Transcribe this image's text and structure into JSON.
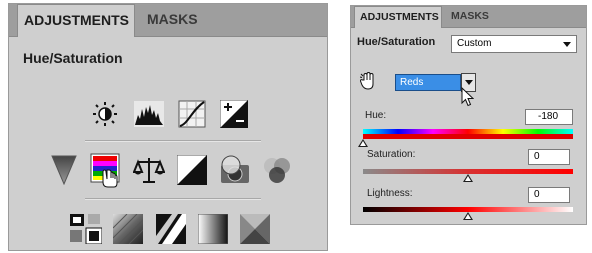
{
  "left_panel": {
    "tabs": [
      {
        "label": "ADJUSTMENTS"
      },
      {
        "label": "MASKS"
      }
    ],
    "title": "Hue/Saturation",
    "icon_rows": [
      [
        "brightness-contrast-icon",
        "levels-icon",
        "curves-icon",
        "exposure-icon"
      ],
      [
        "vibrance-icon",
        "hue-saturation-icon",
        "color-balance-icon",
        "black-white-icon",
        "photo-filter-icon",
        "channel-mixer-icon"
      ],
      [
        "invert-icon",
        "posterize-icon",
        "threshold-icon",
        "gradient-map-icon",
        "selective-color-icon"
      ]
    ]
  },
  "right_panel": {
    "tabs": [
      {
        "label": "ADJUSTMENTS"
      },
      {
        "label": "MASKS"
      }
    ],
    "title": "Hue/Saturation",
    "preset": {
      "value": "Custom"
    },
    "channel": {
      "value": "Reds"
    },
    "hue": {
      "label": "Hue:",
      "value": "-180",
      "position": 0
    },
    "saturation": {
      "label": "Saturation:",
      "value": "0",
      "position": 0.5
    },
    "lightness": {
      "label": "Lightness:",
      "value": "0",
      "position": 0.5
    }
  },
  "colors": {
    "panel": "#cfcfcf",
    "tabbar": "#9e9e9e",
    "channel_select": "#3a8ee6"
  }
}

━━━━━━━━━━

- **WRITTEN TASK**: Return the full material word for word. Do not include the pictures.

- **THE OUTPUT**:
Transcribe this image's text and structure into JSON.
{
  "left_panel": {
    "tabs": [
      {
        "label": "ADJUSTMENTS"
      },
      {
        "label": "MASKS"
      }
    ],
    "title": "Hue/Saturation",
    "icon_rows": [
      [
        "brightness-contrast-icon",
        "levels-icon",
        "curves-icon",
        "exposure-icon"
      ],
      [
        "vibrance-icon",
        "hue-saturation-icon",
        "color-balance-icon",
        "black-white-icon",
        "photo-filter-icon",
        "channel-mixer-icon"
      ],
      [
        "invert-icon",
        "posterize-icon",
        "threshold-icon",
        "gradient-map-icon",
        "selective-color-icon"
      ]
    ]
  },
  "right_panel": {
    "tabs": [
      {
        "label": "ADJUSTMENTS"
      },
      {
        "label": "MASKS"
      }
    ],
    "title": "Hue/Saturation",
    "preset": {
      "value": "Custom"
    },
    "channel": {
      "value": "Reds"
    },
    "hue": {
      "label": "Hue:",
      "value": "-180",
      "position": 0
    },
    "saturation": {
      "label": "Saturation:",
      "value": "0",
      "position": 0.5
    },
    "lightness": {
      "label": "Lightness:",
      "value": "0",
      "position": 0.5
    }
  },
  "colors": {
    "panel": "#cfcfcf",
    "tabbar": "#9e9e9e",
    "channel_select": "#3a8ee6"
  }
}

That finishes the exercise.